### SUPPLIED ENTRIES ###

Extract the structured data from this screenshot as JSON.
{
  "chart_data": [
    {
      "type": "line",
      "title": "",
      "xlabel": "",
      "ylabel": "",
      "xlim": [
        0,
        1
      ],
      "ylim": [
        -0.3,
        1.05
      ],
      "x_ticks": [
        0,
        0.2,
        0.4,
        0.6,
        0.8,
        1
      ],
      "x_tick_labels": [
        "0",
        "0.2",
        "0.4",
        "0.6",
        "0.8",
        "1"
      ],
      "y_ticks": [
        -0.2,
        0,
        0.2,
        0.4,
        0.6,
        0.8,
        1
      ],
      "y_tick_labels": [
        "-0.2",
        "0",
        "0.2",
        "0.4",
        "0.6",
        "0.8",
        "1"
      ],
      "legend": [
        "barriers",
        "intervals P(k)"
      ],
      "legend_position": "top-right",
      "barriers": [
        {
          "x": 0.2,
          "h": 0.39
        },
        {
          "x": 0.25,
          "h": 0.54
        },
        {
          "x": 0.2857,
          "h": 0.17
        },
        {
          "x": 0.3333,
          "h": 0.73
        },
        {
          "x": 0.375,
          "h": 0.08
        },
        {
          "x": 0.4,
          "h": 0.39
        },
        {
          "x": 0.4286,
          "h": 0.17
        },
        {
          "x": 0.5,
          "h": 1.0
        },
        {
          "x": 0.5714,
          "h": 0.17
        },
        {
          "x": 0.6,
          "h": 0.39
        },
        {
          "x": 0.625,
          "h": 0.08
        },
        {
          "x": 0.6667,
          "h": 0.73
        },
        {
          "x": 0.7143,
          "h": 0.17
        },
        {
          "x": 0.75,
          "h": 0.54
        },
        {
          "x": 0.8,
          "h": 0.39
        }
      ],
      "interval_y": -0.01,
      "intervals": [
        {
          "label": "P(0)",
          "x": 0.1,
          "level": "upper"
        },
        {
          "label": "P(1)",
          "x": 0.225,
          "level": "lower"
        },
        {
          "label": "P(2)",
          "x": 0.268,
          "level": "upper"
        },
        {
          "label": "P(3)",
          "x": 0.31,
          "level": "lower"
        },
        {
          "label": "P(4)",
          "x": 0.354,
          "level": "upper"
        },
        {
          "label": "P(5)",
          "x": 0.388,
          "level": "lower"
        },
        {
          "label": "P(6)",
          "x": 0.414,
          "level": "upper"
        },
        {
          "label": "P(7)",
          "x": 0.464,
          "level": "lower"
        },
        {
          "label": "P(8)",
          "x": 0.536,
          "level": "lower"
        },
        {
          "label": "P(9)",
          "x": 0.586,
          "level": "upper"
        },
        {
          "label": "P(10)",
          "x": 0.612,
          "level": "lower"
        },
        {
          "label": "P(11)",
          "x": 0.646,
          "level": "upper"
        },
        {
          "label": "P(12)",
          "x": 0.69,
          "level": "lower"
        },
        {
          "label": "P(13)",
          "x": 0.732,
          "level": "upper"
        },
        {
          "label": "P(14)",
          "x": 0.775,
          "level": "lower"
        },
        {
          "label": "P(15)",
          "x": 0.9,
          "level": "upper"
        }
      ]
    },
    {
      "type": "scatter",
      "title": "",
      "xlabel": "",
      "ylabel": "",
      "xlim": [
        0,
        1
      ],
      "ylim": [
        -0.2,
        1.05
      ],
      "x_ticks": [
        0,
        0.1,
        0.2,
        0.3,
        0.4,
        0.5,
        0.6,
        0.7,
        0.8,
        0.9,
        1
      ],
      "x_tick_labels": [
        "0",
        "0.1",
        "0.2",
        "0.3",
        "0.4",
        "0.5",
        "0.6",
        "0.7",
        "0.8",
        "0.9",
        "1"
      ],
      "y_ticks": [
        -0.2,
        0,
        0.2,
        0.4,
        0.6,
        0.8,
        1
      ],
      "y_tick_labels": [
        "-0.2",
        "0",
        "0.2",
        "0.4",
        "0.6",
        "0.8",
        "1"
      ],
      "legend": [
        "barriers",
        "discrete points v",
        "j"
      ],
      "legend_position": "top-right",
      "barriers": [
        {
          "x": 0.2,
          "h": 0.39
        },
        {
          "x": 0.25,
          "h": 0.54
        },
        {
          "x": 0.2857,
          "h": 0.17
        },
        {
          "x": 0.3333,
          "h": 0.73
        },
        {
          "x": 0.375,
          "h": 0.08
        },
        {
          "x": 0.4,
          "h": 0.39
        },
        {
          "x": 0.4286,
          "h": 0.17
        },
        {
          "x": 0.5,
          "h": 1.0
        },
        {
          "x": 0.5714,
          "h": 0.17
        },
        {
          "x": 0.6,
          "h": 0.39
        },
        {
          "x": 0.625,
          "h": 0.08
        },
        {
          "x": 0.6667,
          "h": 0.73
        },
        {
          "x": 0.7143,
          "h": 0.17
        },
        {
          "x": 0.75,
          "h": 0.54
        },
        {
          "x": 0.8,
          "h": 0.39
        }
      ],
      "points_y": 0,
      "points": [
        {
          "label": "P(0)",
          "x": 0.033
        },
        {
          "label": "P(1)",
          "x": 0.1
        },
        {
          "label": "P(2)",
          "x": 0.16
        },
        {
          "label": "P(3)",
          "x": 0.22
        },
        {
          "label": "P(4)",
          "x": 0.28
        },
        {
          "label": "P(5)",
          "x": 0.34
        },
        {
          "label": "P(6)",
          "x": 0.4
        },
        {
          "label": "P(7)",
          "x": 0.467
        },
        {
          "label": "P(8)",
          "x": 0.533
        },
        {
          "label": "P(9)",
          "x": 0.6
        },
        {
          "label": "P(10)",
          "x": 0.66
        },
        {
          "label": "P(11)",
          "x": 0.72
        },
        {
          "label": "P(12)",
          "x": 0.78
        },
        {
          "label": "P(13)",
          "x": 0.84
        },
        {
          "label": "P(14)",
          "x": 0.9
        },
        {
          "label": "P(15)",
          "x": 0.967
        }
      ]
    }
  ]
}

###

> _TASK OBJECTIVE_
Could you reproduce every record above exactly as it appears?

> _COMPLETE ANSWER_
Extract the structured data from this screenshot as JSON.
{
  "chart_data": [
    {
      "type": "line",
      "title": "",
      "xlabel": "",
      "ylabel": "",
      "xlim": [
        0,
        1
      ],
      "ylim": [
        -0.3,
        1.05
      ],
      "x_ticks": [
        0,
        0.2,
        0.4,
        0.6,
        0.8,
        1
      ],
      "x_tick_labels": [
        "0",
        "0.2",
        "0.4",
        "0.6",
        "0.8",
        "1"
      ],
      "y_ticks": [
        -0.2,
        0,
        0.2,
        0.4,
        0.6,
        0.8,
        1
      ],
      "y_tick_labels": [
        "-0.2",
        "0",
        "0.2",
        "0.4",
        "0.6",
        "0.8",
        "1"
      ],
      "legend": [
        "barriers",
        "intervals P(k)"
      ],
      "legend_position": "top-right",
      "barriers": [
        {
          "x": 0.2,
          "h": 0.39
        },
        {
          "x": 0.25,
          "h": 0.54
        },
        {
          "x": 0.2857,
          "h": 0.17
        },
        {
          "x": 0.3333,
          "h": 0.73
        },
        {
          "x": 0.375,
          "h": 0.08
        },
        {
          "x": 0.4,
          "h": 0.39
        },
        {
          "x": 0.4286,
          "h": 0.17
        },
        {
          "x": 0.5,
          "h": 1.0
        },
        {
          "x": 0.5714,
          "h": 0.17
        },
        {
          "x": 0.6,
          "h": 0.39
        },
        {
          "x": 0.625,
          "h": 0.08
        },
        {
          "x": 0.6667,
          "h": 0.73
        },
        {
          "x": 0.7143,
          "h": 0.17
        },
        {
          "x": 0.75,
          "h": 0.54
        },
        {
          "x": 0.8,
          "h": 0.39
        }
      ],
      "interval_y": -0.01,
      "intervals": [
        {
          "label": "P(0)",
          "x": 0.1,
          "level": "upper"
        },
        {
          "label": "P(1)",
          "x": 0.225,
          "level": "lower"
        },
        {
          "label": "P(2)",
          "x": 0.268,
          "level": "upper"
        },
        {
          "label": "P(3)",
          "x": 0.31,
          "level": "lower"
        },
        {
          "label": "P(4)",
          "x": 0.354,
          "level": "upper"
        },
        {
          "label": "P(5)",
          "x": 0.388,
          "level": "lower"
        },
        {
          "label": "P(6)",
          "x": 0.414,
          "level": "upper"
        },
        {
          "label": "P(7)",
          "x": 0.464,
          "level": "lower"
        },
        {
          "label": "P(8)",
          "x": 0.536,
          "level": "lower"
        },
        {
          "label": "P(9)",
          "x": 0.586,
          "level": "upper"
        },
        {
          "label": "P(10)",
          "x": 0.612,
          "level": "lower"
        },
        {
          "label": "P(11)",
          "x": 0.646,
          "level": "upper"
        },
        {
          "label": "P(12)",
          "x": 0.69,
          "level": "lower"
        },
        {
          "label": "P(13)",
          "x": 0.732,
          "level": "upper"
        },
        {
          "label": "P(14)",
          "x": 0.775,
          "level": "lower"
        },
        {
          "label": "P(15)",
          "x": 0.9,
          "level": "upper"
        }
      ]
    },
    {
      "type": "scatter",
      "title": "",
      "xlabel": "",
      "ylabel": "",
      "xlim": [
        0,
        1
      ],
      "ylim": [
        -0.2,
        1.05
      ],
      "x_ticks": [
        0,
        0.1,
        0.2,
        0.3,
        0.4,
        0.5,
        0.6,
        0.7,
        0.8,
        0.9,
        1
      ],
      "x_tick_labels": [
        "0",
        "0.1",
        "0.2",
        "0.3",
        "0.4",
        "0.5",
        "0.6",
        "0.7",
        "0.8",
        "0.9",
        "1"
      ],
      "y_ticks": [
        -0.2,
        0,
        0.2,
        0.4,
        0.6,
        0.8,
        1
      ],
      "y_tick_labels": [
        "-0.2",
        "0",
        "0.2",
        "0.4",
        "0.6",
        "0.8",
        "1"
      ],
      "legend": [
        "barriers",
        "discrete points v",
        "j"
      ],
      "legend_position": "top-right",
      "barriers": [
        {
          "x": 0.2,
          "h": 0.39
        },
        {
          "x": 0.25,
          "h": 0.54
        },
        {
          "x": 0.2857,
          "h": 0.17
        },
        {
          "x": 0.3333,
          "h": 0.73
        },
        {
          "x": 0.375,
          "h": 0.08
        },
        {
          "x": 0.4,
          "h": 0.39
        },
        {
          "x": 0.4286,
          "h": 0.17
        },
        {
          "x": 0.5,
          "h": 1.0
        },
        {
          "x": 0.5714,
          "h": 0.17
        },
        {
          "x": 0.6,
          "h": 0.39
        },
        {
          "x": 0.625,
          "h": 0.08
        },
        {
          "x": 0.6667,
          "h": 0.73
        },
        {
          "x": 0.7143,
          "h": 0.17
        },
        {
          "x": 0.75,
          "h": 0.54
        },
        {
          "x": 0.8,
          "h": 0.39
        }
      ],
      "points_y": 0,
      "points": [
        {
          "label": "P(0)",
          "x": 0.033
        },
        {
          "label": "P(1)",
          "x": 0.1
        },
        {
          "label": "P(2)",
          "x": 0.16
        },
        {
          "label": "P(3)",
          "x": 0.22
        },
        {
          "label": "P(4)",
          "x": 0.28
        },
        {
          "label": "P(5)",
          "x": 0.34
        },
        {
          "label": "P(6)",
          "x": 0.4
        },
        {
          "label": "P(7)",
          "x": 0.467
        },
        {
          "label": "P(8)",
          "x": 0.533
        },
        {
          "label": "P(9)",
          "x": 0.6
        },
        {
          "label": "P(10)",
          "x": 0.66
        },
        {
          "label": "P(11)",
          "x": 0.72
        },
        {
          "label": "P(12)",
          "x": 0.78
        },
        {
          "label": "P(13)",
          "x": 0.84
        },
        {
          "label": "P(14)",
          "x": 0.9
        },
        {
          "label": "P(15)",
          "x": 0.967
        }
      ]
    }
  ]
}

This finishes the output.